- Extracto proporcionado
■ ■ ■ ■

Acompañado de su condición, también nos privábamos de hacer cosas tan comunes como comer en cualquier lugar en la playa, de esos que te preparan lo que pidas al instante, y no me refiero precisamente a un hotel 5 estrellas. Nos causaba gracia en pleno malecón andar preguntando si había pollo o algo que no tuviera ni el más mínimo ingrediente mortal, cuando en cada lugar al que entrabamos promocionaba lo mejor de las vacaciones, cualquier cosa que hubiese salido de la pesca fresca del día.
En uno de aquellos viajes, luego de mucho rebuscar, encontramos un sitio “decente” en el que estuviéramos seguros de que ni tan siquiera se utilizaría un utensilio para la preparación de la comida que hubiese estado en contacto con la ‘comida venenosa’. Así, nos sentamos en una mesa gigante, éramos más de 10 personas, y cada uno fue haciendo su pedido. Al llegar al menú de ensaladas había de dos tipos, ensalada con pollo y ensalada con atún, por supuesto la ensalada con pollo era el plato destinado para Miguel, y, en una suerte de reto al destino, a otro se le antojó la misma ensalada, pero de atún, los dos únicos platos de una carta larguísima que podían confundirse. El pedido incluía ceviches, arroz con camarón, arroz marinero, pescado frito, camarones al ajillo… ninguno más había coincidido.
Llegó el momento de que llegaran los tan esperados manjares, uno a uno el mesero fue colocando los platos en cada uno de nuestros puestos con pulso firme. Sin embargo, con la cara, su expresión de preocupación decía, si me equivoco me matan, o mejor, si me equivoco, uno se muere. Por cuestiones del azar, o por su propio nerviosismo, coloca al final las dos ensaladas. Seguramente el pobre hombre salió de la cocina repitiendo “derecha pollo, izquierda atún, derecha pollo, izquierda atún…”. A todos nos ha pasado… lo que repetimos cien veces en nuestra mente, por tanta repetición, al llegar el momento de la verdad nos lleva a la duda, ¿me habré equivocado?

■ ■ ■ ■

- Datos almacenados
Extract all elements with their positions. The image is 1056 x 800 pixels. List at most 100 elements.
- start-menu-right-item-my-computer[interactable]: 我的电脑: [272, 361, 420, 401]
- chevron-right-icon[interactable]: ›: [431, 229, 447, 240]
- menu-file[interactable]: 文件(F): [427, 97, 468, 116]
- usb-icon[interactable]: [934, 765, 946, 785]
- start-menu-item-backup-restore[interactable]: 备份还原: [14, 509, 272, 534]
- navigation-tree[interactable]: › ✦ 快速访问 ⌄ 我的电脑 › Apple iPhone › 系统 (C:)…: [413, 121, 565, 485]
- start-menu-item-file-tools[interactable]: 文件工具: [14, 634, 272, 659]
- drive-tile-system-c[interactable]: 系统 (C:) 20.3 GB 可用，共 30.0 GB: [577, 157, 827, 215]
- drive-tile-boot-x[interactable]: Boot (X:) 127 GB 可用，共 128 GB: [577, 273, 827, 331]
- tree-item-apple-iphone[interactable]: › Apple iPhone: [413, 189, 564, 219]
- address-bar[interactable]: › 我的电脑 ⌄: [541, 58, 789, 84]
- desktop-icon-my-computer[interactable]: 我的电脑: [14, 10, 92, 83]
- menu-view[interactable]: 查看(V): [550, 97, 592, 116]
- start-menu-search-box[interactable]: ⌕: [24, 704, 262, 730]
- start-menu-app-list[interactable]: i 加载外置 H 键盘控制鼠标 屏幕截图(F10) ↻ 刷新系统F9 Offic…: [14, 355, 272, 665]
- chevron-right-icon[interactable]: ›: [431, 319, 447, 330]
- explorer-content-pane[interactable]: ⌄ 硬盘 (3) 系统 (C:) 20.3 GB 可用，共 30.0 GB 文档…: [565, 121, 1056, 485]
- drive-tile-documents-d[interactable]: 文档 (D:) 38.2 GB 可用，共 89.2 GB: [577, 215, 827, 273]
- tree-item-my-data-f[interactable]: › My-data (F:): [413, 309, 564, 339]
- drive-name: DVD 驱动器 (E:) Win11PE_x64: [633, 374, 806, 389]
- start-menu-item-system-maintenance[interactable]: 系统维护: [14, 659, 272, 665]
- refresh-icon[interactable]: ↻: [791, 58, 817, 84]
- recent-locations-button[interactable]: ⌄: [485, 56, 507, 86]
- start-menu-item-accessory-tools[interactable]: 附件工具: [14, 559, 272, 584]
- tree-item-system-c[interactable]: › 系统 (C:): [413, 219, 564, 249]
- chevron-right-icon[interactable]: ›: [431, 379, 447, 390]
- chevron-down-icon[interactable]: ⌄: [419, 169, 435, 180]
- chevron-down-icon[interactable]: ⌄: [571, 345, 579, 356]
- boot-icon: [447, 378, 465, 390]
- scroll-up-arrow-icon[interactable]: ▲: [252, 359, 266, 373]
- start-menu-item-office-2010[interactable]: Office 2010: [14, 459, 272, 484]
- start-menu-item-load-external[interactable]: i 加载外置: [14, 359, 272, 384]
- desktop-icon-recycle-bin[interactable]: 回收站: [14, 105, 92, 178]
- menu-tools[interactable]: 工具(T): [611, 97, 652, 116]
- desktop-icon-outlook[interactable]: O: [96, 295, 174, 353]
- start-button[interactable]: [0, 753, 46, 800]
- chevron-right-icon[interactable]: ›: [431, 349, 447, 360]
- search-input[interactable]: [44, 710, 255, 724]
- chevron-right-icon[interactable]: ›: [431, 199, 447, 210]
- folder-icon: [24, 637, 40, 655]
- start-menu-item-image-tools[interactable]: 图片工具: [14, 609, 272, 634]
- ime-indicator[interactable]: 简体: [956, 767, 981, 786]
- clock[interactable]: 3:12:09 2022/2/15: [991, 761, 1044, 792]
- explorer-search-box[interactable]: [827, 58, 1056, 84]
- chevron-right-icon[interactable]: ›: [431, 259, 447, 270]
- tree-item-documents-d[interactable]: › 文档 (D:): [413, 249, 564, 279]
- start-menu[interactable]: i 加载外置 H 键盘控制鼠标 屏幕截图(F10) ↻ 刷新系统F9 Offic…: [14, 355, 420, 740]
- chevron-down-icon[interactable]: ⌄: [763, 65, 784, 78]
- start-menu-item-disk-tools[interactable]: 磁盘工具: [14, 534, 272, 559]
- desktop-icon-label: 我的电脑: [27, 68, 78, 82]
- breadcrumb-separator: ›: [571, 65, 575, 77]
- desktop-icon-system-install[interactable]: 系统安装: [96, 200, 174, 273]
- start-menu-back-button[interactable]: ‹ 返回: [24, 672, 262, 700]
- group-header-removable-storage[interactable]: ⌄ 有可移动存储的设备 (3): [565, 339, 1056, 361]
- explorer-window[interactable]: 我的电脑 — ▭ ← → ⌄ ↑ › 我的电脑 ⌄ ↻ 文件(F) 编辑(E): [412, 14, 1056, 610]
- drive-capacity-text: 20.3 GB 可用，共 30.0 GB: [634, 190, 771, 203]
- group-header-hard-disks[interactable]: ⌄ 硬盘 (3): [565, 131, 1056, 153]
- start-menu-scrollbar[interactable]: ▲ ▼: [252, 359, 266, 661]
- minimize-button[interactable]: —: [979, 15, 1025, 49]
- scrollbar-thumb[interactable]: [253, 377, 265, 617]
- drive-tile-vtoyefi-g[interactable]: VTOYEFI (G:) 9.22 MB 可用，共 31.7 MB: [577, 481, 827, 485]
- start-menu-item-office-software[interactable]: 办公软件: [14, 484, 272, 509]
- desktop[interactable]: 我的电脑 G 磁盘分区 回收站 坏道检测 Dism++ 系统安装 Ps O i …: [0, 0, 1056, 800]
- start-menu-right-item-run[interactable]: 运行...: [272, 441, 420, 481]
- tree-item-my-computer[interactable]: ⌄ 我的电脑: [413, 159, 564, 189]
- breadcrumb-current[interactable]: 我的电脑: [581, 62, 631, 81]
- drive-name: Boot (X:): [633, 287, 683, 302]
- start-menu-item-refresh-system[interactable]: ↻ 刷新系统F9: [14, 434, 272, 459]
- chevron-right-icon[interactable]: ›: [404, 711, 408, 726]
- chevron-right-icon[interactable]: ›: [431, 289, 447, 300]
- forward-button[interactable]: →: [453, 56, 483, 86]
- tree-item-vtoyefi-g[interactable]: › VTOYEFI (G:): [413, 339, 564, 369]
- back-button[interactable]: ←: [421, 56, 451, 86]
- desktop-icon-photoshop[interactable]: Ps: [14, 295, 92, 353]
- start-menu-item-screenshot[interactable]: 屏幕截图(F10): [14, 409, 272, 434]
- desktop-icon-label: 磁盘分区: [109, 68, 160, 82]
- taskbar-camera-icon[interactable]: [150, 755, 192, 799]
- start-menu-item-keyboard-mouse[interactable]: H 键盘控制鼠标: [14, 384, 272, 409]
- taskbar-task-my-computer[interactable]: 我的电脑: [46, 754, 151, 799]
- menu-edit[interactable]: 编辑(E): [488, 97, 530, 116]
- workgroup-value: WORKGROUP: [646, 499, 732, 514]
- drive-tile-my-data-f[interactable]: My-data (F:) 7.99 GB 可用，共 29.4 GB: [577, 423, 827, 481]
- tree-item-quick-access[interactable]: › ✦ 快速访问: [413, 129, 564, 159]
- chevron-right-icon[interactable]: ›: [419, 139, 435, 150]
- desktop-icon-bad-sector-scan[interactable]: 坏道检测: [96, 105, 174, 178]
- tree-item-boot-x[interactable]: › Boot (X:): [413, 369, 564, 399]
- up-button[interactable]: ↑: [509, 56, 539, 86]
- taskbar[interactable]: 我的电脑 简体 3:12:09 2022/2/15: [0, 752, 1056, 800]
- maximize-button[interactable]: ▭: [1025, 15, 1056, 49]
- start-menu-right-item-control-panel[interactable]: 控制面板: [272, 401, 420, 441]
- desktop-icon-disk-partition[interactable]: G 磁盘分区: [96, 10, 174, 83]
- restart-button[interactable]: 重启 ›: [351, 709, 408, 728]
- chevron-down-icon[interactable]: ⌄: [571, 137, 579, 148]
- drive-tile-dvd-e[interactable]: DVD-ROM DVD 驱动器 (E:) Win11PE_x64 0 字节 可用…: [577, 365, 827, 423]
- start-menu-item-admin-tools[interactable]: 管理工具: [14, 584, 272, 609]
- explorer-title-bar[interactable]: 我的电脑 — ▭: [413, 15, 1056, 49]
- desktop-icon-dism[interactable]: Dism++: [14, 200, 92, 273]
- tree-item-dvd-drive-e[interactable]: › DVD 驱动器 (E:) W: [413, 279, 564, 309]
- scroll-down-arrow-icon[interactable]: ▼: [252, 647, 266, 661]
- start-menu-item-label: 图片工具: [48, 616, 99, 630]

■ ■ ■ ■

- Objetivo de la tarea
Según el extracto, ¿qué dos tipos de ensalada había en el menú del sitio donde se sentó el grupo?

- Respuesta
Ensalada con pollo y ensalada con atún.